→ **Task brief**:
Sift the listing for lines that hold the string "pihak" and pull them out.

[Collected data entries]

□ □ □ □ □ □ □

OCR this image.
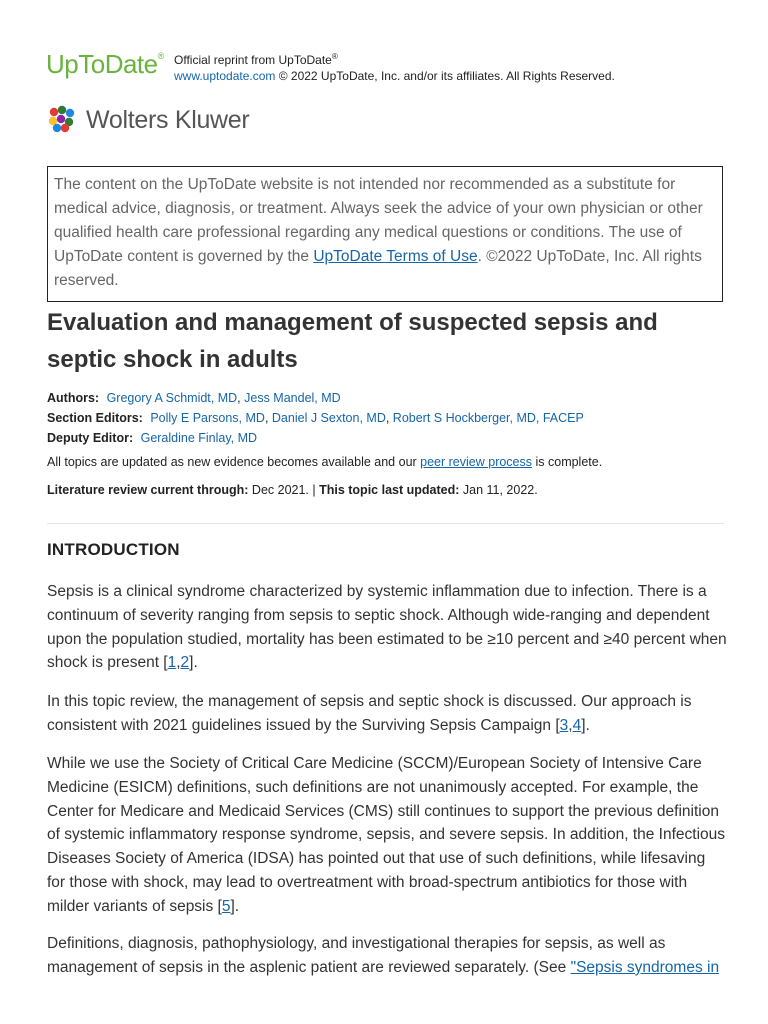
UpToDate® Official reprint from UpToDate®
www.uptodate.com © 2022 UpToDate, Inc. and/or its affiliates. All Rights Reserved.
Wolters Kluwer
The content on the UpToDate website is not intended nor recommended as a substitute for medical advice, diagnosis, or treatment. Always seek the advice of your own physician or other qualified health care professional regarding any medical questions or conditions. The use of UpToDate content is governed by the UpToDate Terms of Use. ©2022 UpToDate, Inc. All rights reserved.
Evaluation and management of suspected sepsis and septic shock in adults
Authors: Gregory A Schmidt, MD, Jess Mandel, MD
Section Editors: Polly E Parsons, MD, Daniel J Sexton, MD, Robert S Hockberger, MD, FACEP
Deputy Editor: Geraldine Finlay, MD
All topics are updated as new evidence becomes available and our peer review process is complete.
Literature review current through: Dec 2021. | This topic last updated: Jan 11, 2022.
INTRODUCTION

Sepsis is a clinical syndrome characterized by systemic inflammation due to infection. There is a continuum of severity ranging from sepsis to septic shock. Although wide-ranging and dependent upon the population studied, mortality has been estimated to be ≥10 percent and ≥40 percent when shock is present [1,2].

In this topic review, the management of sepsis and septic shock is discussed. Our approach is consistent with 2021 guidelines issued by the Surviving Sepsis Campaign [3,4].

While we use the Society of Critical Care Medicine (SCCM)/European Society of Intensive Care Medicine (ESICM) definitions, such definitions are not unanimously accepted. For example, the Center for Medicare and Medicaid Services (CMS) still continues to support the previous definition of systemic inflammatory response syndrome, sepsis, and severe sepsis. In addition, the Infectious Diseases Society of America (IDSA) has pointed out that use of such definitions, while lifesaving for those with shock, may lead to overtreatment with broad-spectrum antibiotics for those with milder variants of sepsis [5].

Definitions, diagnosis, pathophysiology, and investigational therapies for sepsis, as well as management of sepsis in the asplenic patient are reviewed separately. (See "Sepsis syndromes in
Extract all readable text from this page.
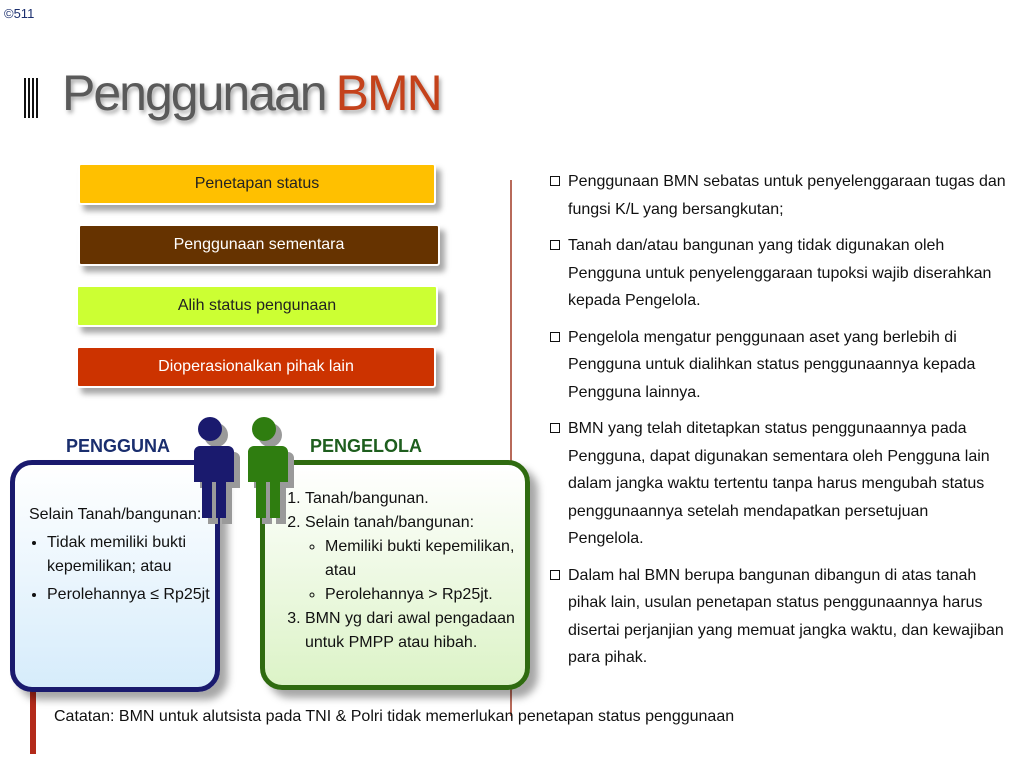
©511
Penggunaan BMN
Penetapan status
Penggunaan sementara
Alih status pengunaan
Dioperasionalkan pihak lain
PENGGUNA	PENGELOLA
Selain Tanah/bangunan:
• Tidak memiliki bukti kepemilikan; atau
• Perolehannya ≤ Rp25jt
1. Tanah/bangunan.
2. Selain tanah/bangunan:
◦ Memiliki bukti kepemilikan, atau
◦ Perolehannya > Rp25jt.
3. BMN yg dari awal pengadaan untuk PMPP atau hibah.
Penggunaan BMN sebatas untuk penyelenggaraan tugas dan fungsi K/L yang bersangkutan;
Tanah dan/atau bangunan yang tidak digunakan oleh Pengguna untuk penyelenggaraan tupoksi wajib diserahkan kepada Pengelola.
Pengelola mengatur penggunaan aset yang berlebih di Pengguna untuk dialihkan status penggunaannya kepada Pengguna lainnya.
BMN yang telah ditetapkan status penggunaannya pada Pengguna, dapat digunakan sementara oleh Pengguna lain dalam jangka waktu tertentu tanpa harus mengubah status penggunaannya setelah mendapatkan persetujuan Pengelola.
Dalam hal BMN berupa bangunan dibangun di atas tanah pihak lain, usulan penetapan status penggunaannya harus disertai perjanjian yang memuat jangka waktu, dan kewajiban para pihak.
Catatan: BMN untuk alutsista pada TNI & Polri tidak memerlukan penetapan status penggunaan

□ □ □ □ □ □ □

→ **Solution below**:
Dioperasionalkan pihak lain
Dalam hal BMN berupa bangunan dibangun di atas tanah pihak lain, usulan penetapan status penggunaannya harus disertai perjanjian yang memuat jangka waktu, dan kewajiban para pihak.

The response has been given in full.